---- Given records
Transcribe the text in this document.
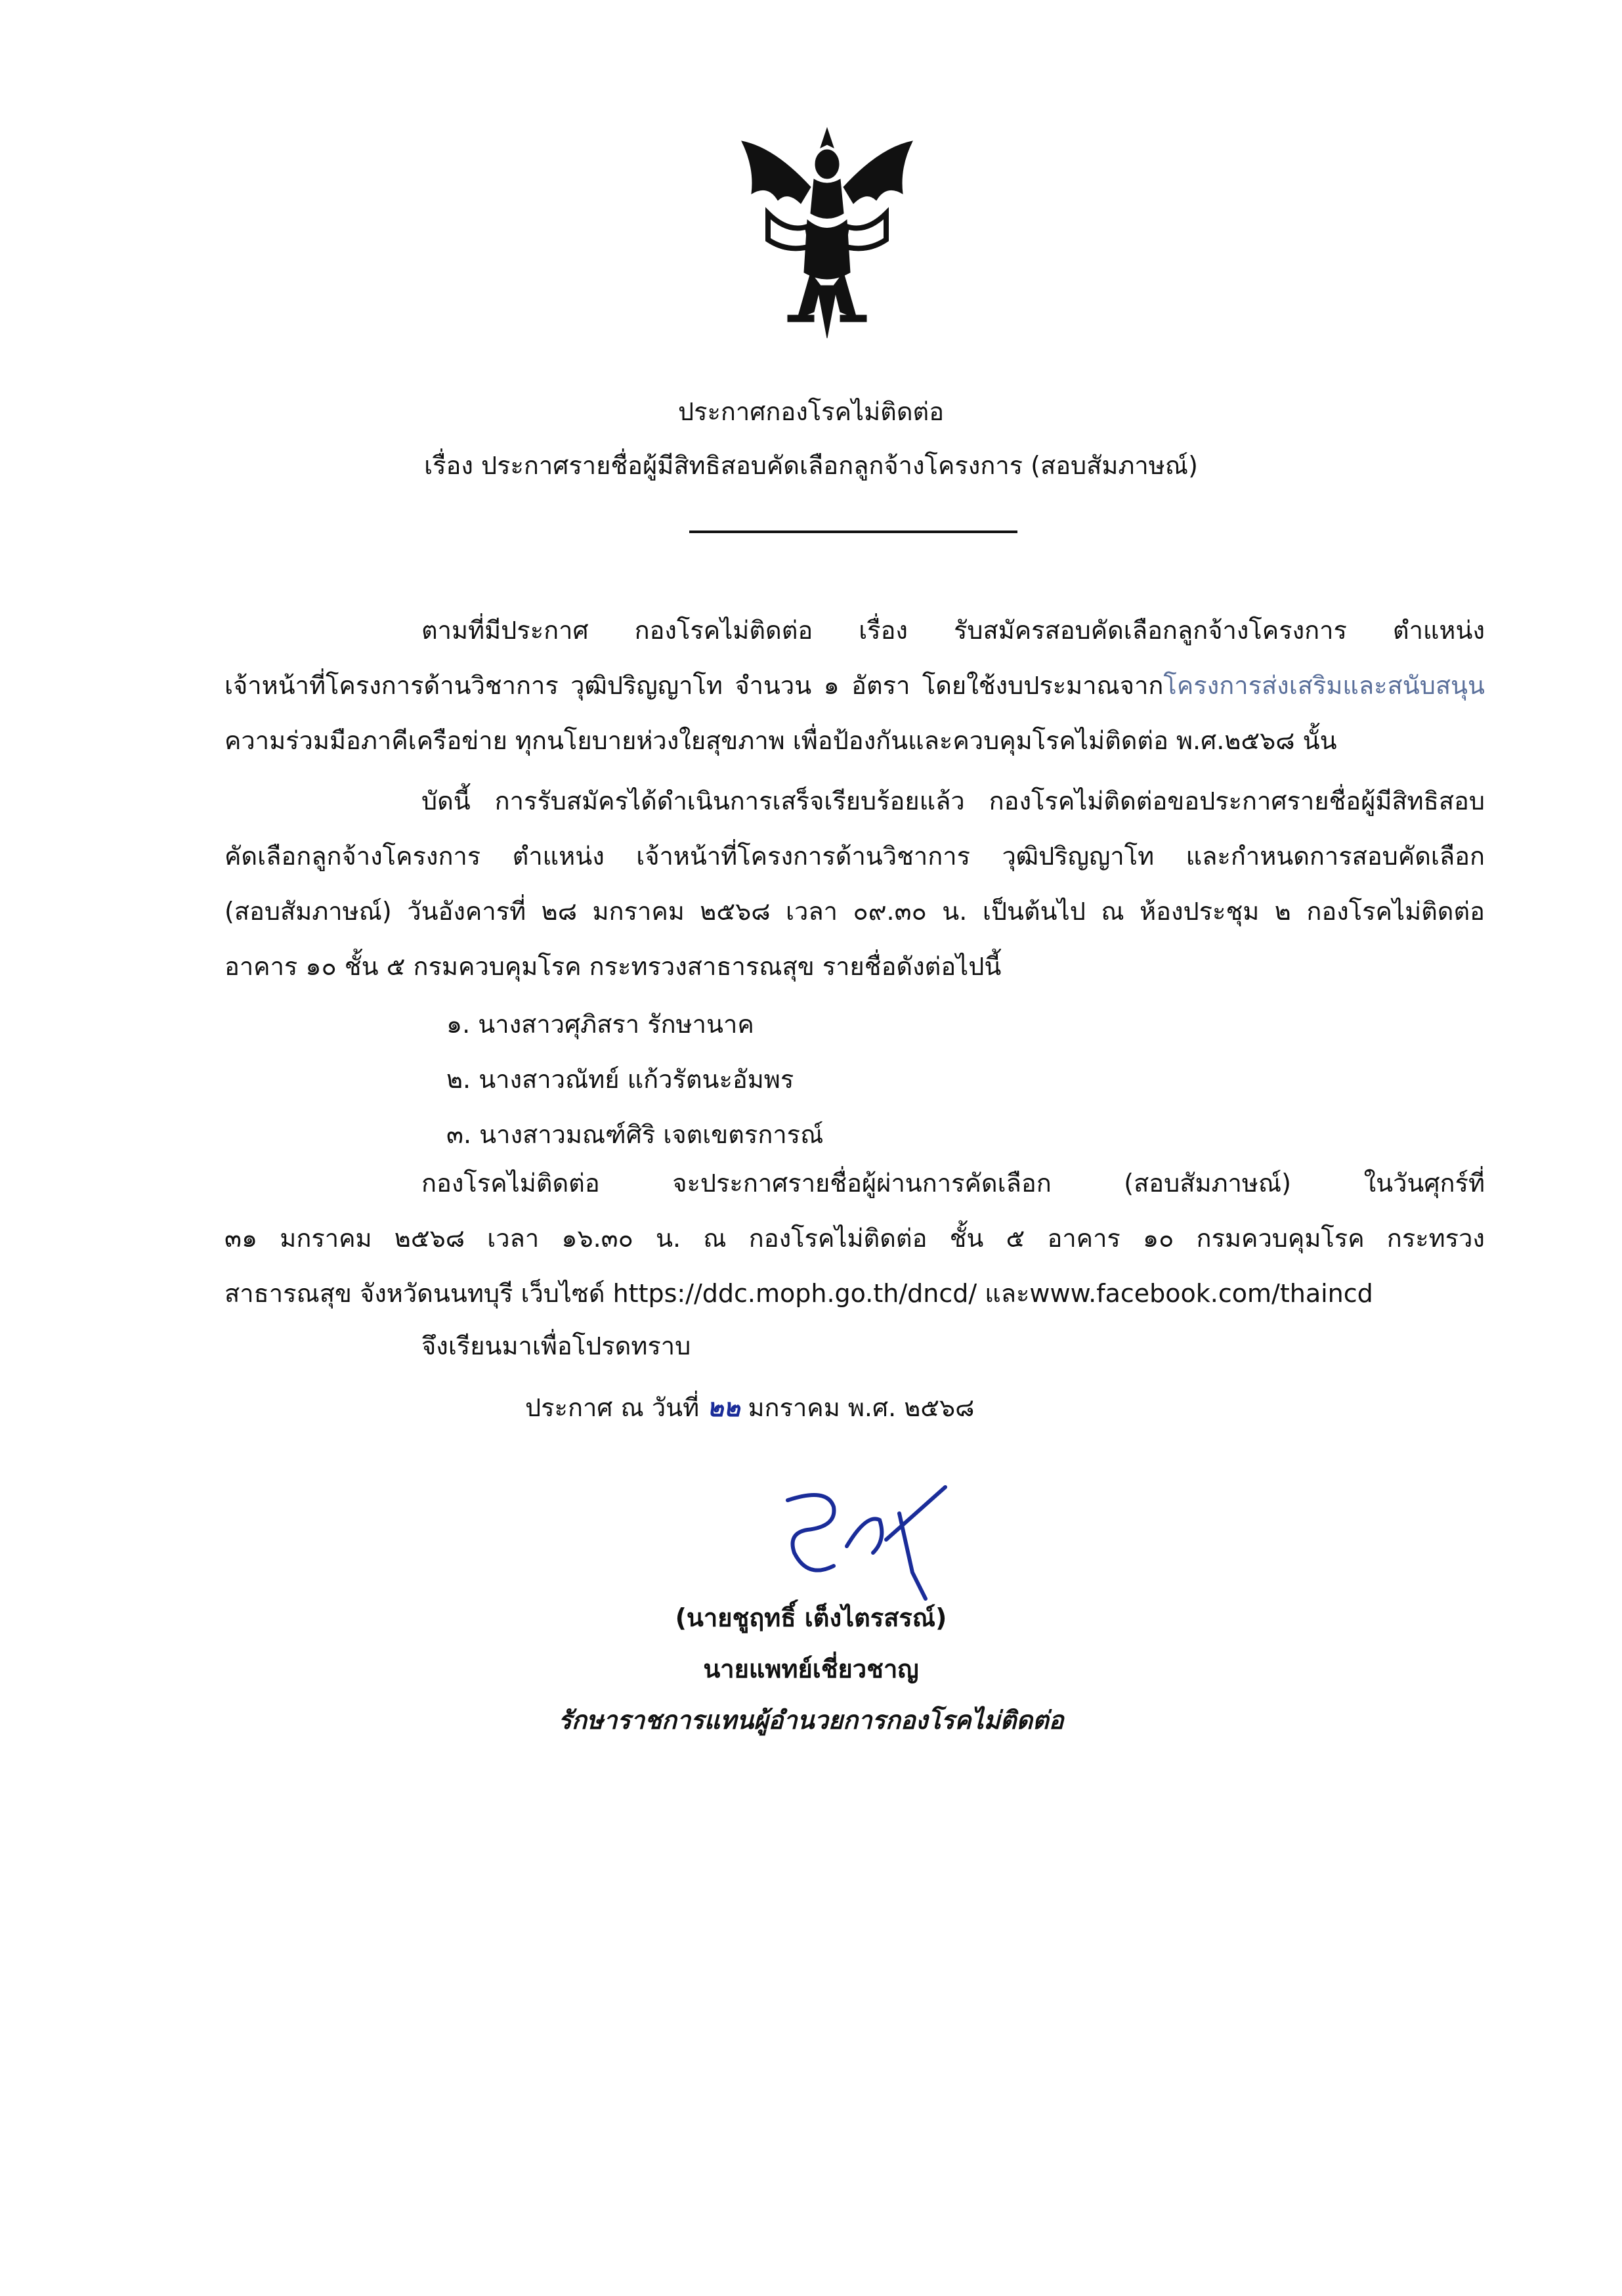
ประกาศกองโรคไม่ติดต่อ
เรื่อง ประกาศรายชื่อผู้มีสิทธิสอบคัดเลือกลูกจ้างโครงการ (สอบสัมภาษณ์)
ตามที่มีประกาศ กองโรคไม่ติดต่อ เรื่อง รับสมัครสอบคัดเลือกลูกจ้างโครงการ ตำแหน่ง
เจ้าหน้าที่โครงการด้านวิชาการ วุฒิปริญญาโท จำนวน ๑ อัตรา โดยใช้งบประมาณจากโครงการส่งเสริมและสนับสนุน
ความร่วมมือภาคีเครือข่าย ทุกนโยบายห่วงใยสุขภาพ เพื่อป้องกันและควบคุมโรคไม่ติดต่อ พ.ศ.๒๕๖๘ นั้น
บัดนี้ การรับสมัครได้ดำเนินการเสร็จเรียบร้อยแล้ว กองโรคไม่ติดต่อขอประกาศรายชื่อผู้มีสิทธิสอบ
คัดเลือกลูกจ้างโครงการ ตำแหน่ง เจ้าหน้าที่โครงการด้านวิชาการ วุฒิปริญญาโท และกำหนดการสอบคัดเลือก
(สอบสัมภาษณ์) วันอังคารที่ ๒๘ มกราคม ๒๕๖๘ เวลา ๐๙.๓๐ น. เป็นต้นไป ณ ห้องประชุม ๒ กองโรคไม่ติดต่อ
อาคาร ๑๐ ชั้น ๕ กรมควบคุมโรค กระทรวงสาธารณสุข รายชื่อดังต่อไปนี้
๑. นางสาวศุภิสรา รักษานาค
๒. นางสาวณัทย์ แก้วรัตนะอัมพร
๓. นางสาวมณฑ์ศิริ เจตเขตรการณ์
กองโรคไม่ติดต่อ จะประกาศรายชื่อผู้ผ่านการคัดเลือก (สอบสัมภาษณ์) ในวันศุกร์ที่
๓๑ มกราคม ๒๕๖๘ เวลา ๑๖.๓๐ น. ณ กองโรคไม่ติดต่อ ชั้น ๕ อาคาร ๑๐ กรมควบคุมโรค กระทรวง
สาธารณสุข จังหวัดนนทบุรี เว็บไซด์ https://ddc.moph.go.th/dncd/ และwww.facebook.com/thaincd
จึงเรียนมาเพื่อโปรดทราบ
ประกาศ ณ วันที่ ๒๒ มกราคม พ.ศ. ๒๕๖๘
(นายชูฤทธิ์ เต็งไตรสรณ์)
นายแพทย์เชี่ยวชาญ
รักษาราชการแทนผู้อำนวยการกองโรคไม่ติดต่อ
--------
- **Task**:
Return the entries unchanged, save for the pictures, which do not belong in the copy.

- **Exercise output**:
Transcribe the text in this document.
ประกาศกองโรคไม่ติดต่อ
เรื่อง ประกาศรายชื่อผู้มีสิทธิสอบคัดเลือกลูกจ้างโครงการ (สอบสัมภาษณ์)
ตามที่มีประกาศ กองโรคไม่ติดต่อ เรื่อง รับสมัครสอบคัดเลือกลูกจ้างโครงการ ตำแหน่ง
เจ้าหน้าที่โครงการด้านวิชาการ วุฒิปริญญาโท จำนวน ๑ อัตรา โดยใช้งบประมาณจากโครงการส่งเสริมและสนับสนุน
ความร่วมมือภาคีเครือข่าย ทุกนโยบายห่วงใยสุขภาพ เพื่อป้องกันและควบคุมโรคไม่ติดต่อ พ.ศ.๒๕๖๘ นั้น
บัดนี้ การรับสมัครได้ดำเนินการเสร็จเรียบร้อยแล้ว กองโรคไม่ติดต่อขอประกาศรายชื่อผู้มีสิทธิสอบ
คัดเลือกลูกจ้างโครงการ ตำแหน่ง เจ้าหน้าที่โครงการด้านวิชาการ วุฒิปริญญาโท และกำหนดการสอบคัดเลือก
(สอบสัมภาษณ์) วันอังคารที่ ๒๘ มกราคม ๒๕๖๘ เวลา ๐๙.๓๐ น. เป็นต้นไป ณ ห้องประชุม ๒ กองโรคไม่ติดต่อ
อาคาร ๑๐ ชั้น ๕ กรมควบคุมโรค กระทรวงสาธารณสุข รายชื่อดังต่อไปนี้
๑. นางสาวศุภิสรา รักษานาค
๒. นางสาวณัทย์ แก้วรัตนะอัมพร
๓. นางสาวมณฑ์ศิริ เจตเขตรการณ์
กองโรคไม่ติดต่อ จะประกาศรายชื่อผู้ผ่านการคัดเลือก (สอบสัมภาษณ์) ในวันศุกร์ที่
๓๑ มกราคม ๒๕๖๘ เวลา ๑๖.๓๐ น. ณ กองโรคไม่ติดต่อ ชั้น ๕ อาคาร ๑๐ กรมควบคุมโรค กระทรวง
สาธารณสุข จังหวัดนนทบุรี เว็บไซด์ https://ddc.moph.go.th/dncd/ และwww.facebook.com/thaincd
จึงเรียนมาเพื่อโปรดทราบ
ประกาศ ณ วันที่ ๒๒ มกราคม พ.ศ. ๒๕๖๘
(นายชูฤทธิ์ เต็งไตรสรณ์)
นายแพทย์เชี่ยวชาญ
รักษาราชการแทนผู้อำนวยการกองโรคไม่ติดต่อ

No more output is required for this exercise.